§ EXERCISE TASK:
All records are to be retyped faithfully and completely.
MATERIAL FOR THE TASK start
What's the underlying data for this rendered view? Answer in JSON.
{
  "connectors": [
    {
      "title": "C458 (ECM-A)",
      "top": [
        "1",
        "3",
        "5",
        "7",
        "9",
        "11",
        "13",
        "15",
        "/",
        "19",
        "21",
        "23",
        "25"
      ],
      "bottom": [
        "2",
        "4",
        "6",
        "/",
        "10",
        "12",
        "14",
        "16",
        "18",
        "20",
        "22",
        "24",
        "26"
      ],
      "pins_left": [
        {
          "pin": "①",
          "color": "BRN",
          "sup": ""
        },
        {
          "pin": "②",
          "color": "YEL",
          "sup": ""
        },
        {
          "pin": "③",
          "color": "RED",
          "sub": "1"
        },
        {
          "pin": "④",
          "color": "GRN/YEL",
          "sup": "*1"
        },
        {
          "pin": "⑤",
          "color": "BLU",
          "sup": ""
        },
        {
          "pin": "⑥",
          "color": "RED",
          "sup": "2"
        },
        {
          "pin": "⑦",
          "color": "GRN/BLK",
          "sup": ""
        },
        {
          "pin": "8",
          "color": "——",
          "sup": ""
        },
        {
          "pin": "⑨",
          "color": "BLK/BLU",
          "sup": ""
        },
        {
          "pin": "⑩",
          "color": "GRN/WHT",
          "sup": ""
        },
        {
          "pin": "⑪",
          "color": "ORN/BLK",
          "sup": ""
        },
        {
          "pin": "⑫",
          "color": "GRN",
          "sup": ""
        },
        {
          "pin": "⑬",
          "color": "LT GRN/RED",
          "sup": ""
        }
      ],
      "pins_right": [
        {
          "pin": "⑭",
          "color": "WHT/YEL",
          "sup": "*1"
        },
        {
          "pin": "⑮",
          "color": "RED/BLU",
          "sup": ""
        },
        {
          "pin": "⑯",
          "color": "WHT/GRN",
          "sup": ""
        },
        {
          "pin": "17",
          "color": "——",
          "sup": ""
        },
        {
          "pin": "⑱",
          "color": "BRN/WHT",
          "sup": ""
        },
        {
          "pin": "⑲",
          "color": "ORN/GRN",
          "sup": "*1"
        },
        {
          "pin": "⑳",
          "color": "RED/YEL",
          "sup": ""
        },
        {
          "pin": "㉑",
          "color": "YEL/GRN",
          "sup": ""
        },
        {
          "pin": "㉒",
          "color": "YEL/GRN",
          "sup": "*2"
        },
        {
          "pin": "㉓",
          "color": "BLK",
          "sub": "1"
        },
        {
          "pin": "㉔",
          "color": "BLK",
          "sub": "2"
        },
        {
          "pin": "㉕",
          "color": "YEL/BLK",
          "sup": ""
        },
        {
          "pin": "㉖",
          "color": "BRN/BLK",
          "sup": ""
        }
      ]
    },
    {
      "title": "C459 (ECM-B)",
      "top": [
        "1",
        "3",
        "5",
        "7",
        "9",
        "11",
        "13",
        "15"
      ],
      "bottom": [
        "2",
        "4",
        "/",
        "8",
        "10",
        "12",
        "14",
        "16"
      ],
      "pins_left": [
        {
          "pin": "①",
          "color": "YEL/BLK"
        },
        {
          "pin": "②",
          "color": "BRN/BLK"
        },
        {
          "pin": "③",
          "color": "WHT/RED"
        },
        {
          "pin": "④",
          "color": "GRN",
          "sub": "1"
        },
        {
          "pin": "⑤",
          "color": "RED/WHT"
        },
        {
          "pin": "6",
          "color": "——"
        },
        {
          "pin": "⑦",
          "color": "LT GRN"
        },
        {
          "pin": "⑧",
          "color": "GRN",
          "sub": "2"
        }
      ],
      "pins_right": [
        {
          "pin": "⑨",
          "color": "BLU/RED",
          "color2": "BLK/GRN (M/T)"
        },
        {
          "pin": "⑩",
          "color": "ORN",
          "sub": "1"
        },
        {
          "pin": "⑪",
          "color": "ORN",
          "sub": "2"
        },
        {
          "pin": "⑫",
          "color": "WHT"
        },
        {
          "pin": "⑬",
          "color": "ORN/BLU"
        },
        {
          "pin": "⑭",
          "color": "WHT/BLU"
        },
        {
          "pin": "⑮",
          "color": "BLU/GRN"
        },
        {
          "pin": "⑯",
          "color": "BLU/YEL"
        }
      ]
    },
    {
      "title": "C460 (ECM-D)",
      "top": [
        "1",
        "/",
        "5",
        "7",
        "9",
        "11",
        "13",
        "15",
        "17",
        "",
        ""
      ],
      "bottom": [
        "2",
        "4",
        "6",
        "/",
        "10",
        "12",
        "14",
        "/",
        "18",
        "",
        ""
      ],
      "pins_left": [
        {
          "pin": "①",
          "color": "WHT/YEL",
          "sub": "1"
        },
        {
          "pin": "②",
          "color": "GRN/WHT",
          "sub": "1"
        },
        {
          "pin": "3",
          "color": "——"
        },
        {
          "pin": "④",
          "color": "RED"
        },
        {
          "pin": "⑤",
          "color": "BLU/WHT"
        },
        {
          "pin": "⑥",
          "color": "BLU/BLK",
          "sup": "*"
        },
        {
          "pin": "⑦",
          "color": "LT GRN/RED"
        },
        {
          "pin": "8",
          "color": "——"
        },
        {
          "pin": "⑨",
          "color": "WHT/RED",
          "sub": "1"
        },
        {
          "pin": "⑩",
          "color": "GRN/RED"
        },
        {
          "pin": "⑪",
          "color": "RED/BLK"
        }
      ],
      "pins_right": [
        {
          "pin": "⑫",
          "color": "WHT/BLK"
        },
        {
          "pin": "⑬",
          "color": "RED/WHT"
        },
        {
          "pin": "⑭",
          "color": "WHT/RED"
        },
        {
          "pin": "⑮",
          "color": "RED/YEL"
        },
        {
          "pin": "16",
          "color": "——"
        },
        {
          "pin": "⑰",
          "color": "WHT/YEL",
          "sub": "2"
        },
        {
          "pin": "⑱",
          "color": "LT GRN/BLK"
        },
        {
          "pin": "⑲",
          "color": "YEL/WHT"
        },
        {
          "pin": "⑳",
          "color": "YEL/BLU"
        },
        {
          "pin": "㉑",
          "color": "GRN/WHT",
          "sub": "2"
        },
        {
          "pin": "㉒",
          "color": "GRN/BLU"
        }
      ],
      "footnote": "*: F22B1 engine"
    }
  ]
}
MATERIAL FOR THE TASK end
§ WRITTEN REPLY:
What's the underlying data for this rendered view? Answer in JSON.
{
  "connectors": [
    {
      "title": "C458 (ECM-A)",
      "top": [
        "1",
        "3",
        "5",
        "7",
        "9",
        "11",
        "13",
        "15",
        "/",
        "19",
        "21",
        "23",
        "25"
      ],
      "bottom": [
        "2",
        "4",
        "6",
        "/",
        "10",
        "12",
        "14",
        "16",
        "18",
        "20",
        "22",
        "24",
        "26"
      ],
      "pins_left": [
        {
          "pin": "①",
          "color": "BRN",
          "sup": ""
        },
        {
          "pin": "②",
          "color": "YEL",
          "sup": ""
        },
        {
          "pin": "③",
          "color": "RED",
          "sub": "1"
        },
        {
          "pin": "④",
          "color": "GRN/YEL",
          "sup": "*1"
        },
        {
          "pin": "⑤",
          "color": "BLU",
          "sup": ""
        },
        {
          "pin": "⑥",
          "color": "RED",
          "sup": "2"
        },
        {
          "pin": "⑦",
          "color": "GRN/BLK",
          "sup": ""
        },
        {
          "pin": "8",
          "color": "——",
          "sup": ""
        },
        {
          "pin": "⑨",
          "color": "BLK/BLU",
          "sup": ""
        },
        {
          "pin": "⑩",
          "color": "GRN/WHT",
          "sup": ""
        },
        {
          "pin": "⑪",
          "color": "ORN/BLK",
          "sup": ""
        },
        {
          "pin": "⑫",
          "color": "GRN",
          "sup": ""
        },
        {
          "pin": "⑬",
          "color": "LT GRN/RED",
          "sup": ""
        }
      ],
      "pins_right": [
        {
          "pin": "⑭",
          "color": "WHT/YEL",
          "sup": "*1"
        },
        {
          "pin": "⑮",
          "color": "RED/BLU",
          "sup": ""
        },
        {
          "pin": "⑯",
          "color": "WHT/GRN",
          "sup": ""
        },
        {
          "pin": "17",
          "color": "——",
          "sup": ""
        },
        {
          "pin": "⑱",
          "color": "BRN/WHT",
          "sup": ""
        },
        {
          "pin": "⑲",
          "color": "ORN/GRN",
          "sup": "*1"
        },
        {
          "pin": "⑳",
          "color": "RED/YEL",
          "sup": ""
        },
        {
          "pin": "㉑",
          "color": "YEL/GRN",
          "sup": ""
        },
        {
          "pin": "㉒",
          "color": "YEL/GRN",
          "sup": "*2"
        },
        {
          "pin": "㉓",
          "color": "BLK",
          "sub": "1"
        },
        {
          "pin": "㉔",
          "color": "BLK",
          "sub": "2"
        },
        {
          "pin": "㉕",
          "color": "YEL/BLK",
          "sup": ""
        },
        {
          "pin": "㉖",
          "color": "BRN/BLK",
          "sup": ""
        }
      ]
    },
    {
      "title": "C459 (ECM-B)",
      "top": [
        "1",
        "3",
        "5",
        "7",
        "9",
        "11",
        "13",
        "15"
      ],
      "bottom": [
        "2",
        "4",
        "/",
        "8",
        "10",
        "12",
        "14",
        "16"
      ],
      "pins_left": [
        {
          "pin": "①",
          "color": "YEL/BLK"
        },
        {
          "pin": "②",
          "color": "BRN/BLK"
        },
        {
          "pin": "③",
          "color": "WHT/RED"
        },
        {
          "pin": "④",
          "color": "GRN",
          "sub": "1"
        },
        {
          "pin": "⑤",
          "color": "RED/WHT"
        },
        {
          "pin": "6",
          "color": "——"
        },
        {
          "pin": "⑦",
          "color": "LT GRN"
        },
        {
          "pin": "⑧",
          "color": "GRN",
          "sub": "2"
        }
      ],
      "pins_right": [
        {
          "pin": "⑨",
          "color": "BLU/RED",
          "color2": "BLK/GRN (M/T)"
        },
        {
          "pin": "⑩",
          "color": "ORN",
          "sub": "1"
        },
        {
          "pin": "⑪",
          "color": "ORN",
          "sub": "2"
        },
        {
          "pin": "⑫",
          "color": "WHT"
        },
        {
          "pin": "⑬",
          "color": "ORN/BLU"
        },
        {
          "pin": "⑭",
          "color": "WHT/BLU"
        },
        {
          "pin": "⑮",
          "color": "BLU/GRN"
        },
        {
          "pin": "⑯",
          "color": "BLU/YEL"
        }
      ]
    },
    {
      "title": "C460 (ECM-D)",
      "top": [
        "1",
        "/",
        "5",
        "7",
        "9",
        "11",
        "13",
        "15",
        "17",
        "",
        ""
      ],
      "bottom": [
        "2",
        "4",
        "6",
        "/",
        "10",
        "12",
        "14",
        "/",
        "18",
        "",
        ""
      ],
      "pins_left": [
        {
          "pin": "①",
          "color": "WHT/YEL",
          "sub": "1"
        },
        {
          "pin": "②",
          "color": "GRN/WHT",
          "sub": "1"
        },
        {
          "pin": "3",
          "color": "——"
        },
        {
          "pin": "④",
          "color": "RED"
        },
        {
          "pin": "⑤",
          "color": "BLU/WHT"
        },
        {
          "pin": "⑥",
          "color": "BLU/BLK",
          "sup": "*"
        },
        {
          "pin": "⑦",
          "color": "LT GRN/RED"
        },
        {
          "pin": "8",
          "color": "——"
        },
        {
          "pin": "⑨",
          "color": "WHT/RED",
          "sub": "1"
        },
        {
          "pin": "⑩",
          "color": "GRN/RED"
        },
        {
          "pin": "⑪",
          "color": "RED/BLK"
        }
      ],
      "pins_right": [
        {
          "pin": "⑫",
          "color": "WHT/BLK"
        },
        {
          "pin": "⑬",
          "color": "RED/WHT"
        },
        {
          "pin": "⑭",
          "color": "WHT/RED"
        },
        {
          "pin": "⑮",
          "color": "RED/YEL"
        },
        {
          "pin": "16",
          "color": "——"
        },
        {
          "pin": "⑰",
          "color": "WHT/YEL",
          "sub": "2"
        },
        {
          "pin": "⑱",
          "color": "LT GRN/BLK"
        },
        {
          "pin": "⑲",
          "color": "YEL/WHT"
        },
        {
          "pin": "⑳",
          "color": "YEL/BLU"
        },
        {
          "pin": "㉑",
          "color": "GRN/WHT",
          "sub": "2"
        },
        {
          "pin": "㉒",
          "color": "GRN/BLU"
        }
      ],
      "footnote": "*: F22B1 engine"
    }
  ]
}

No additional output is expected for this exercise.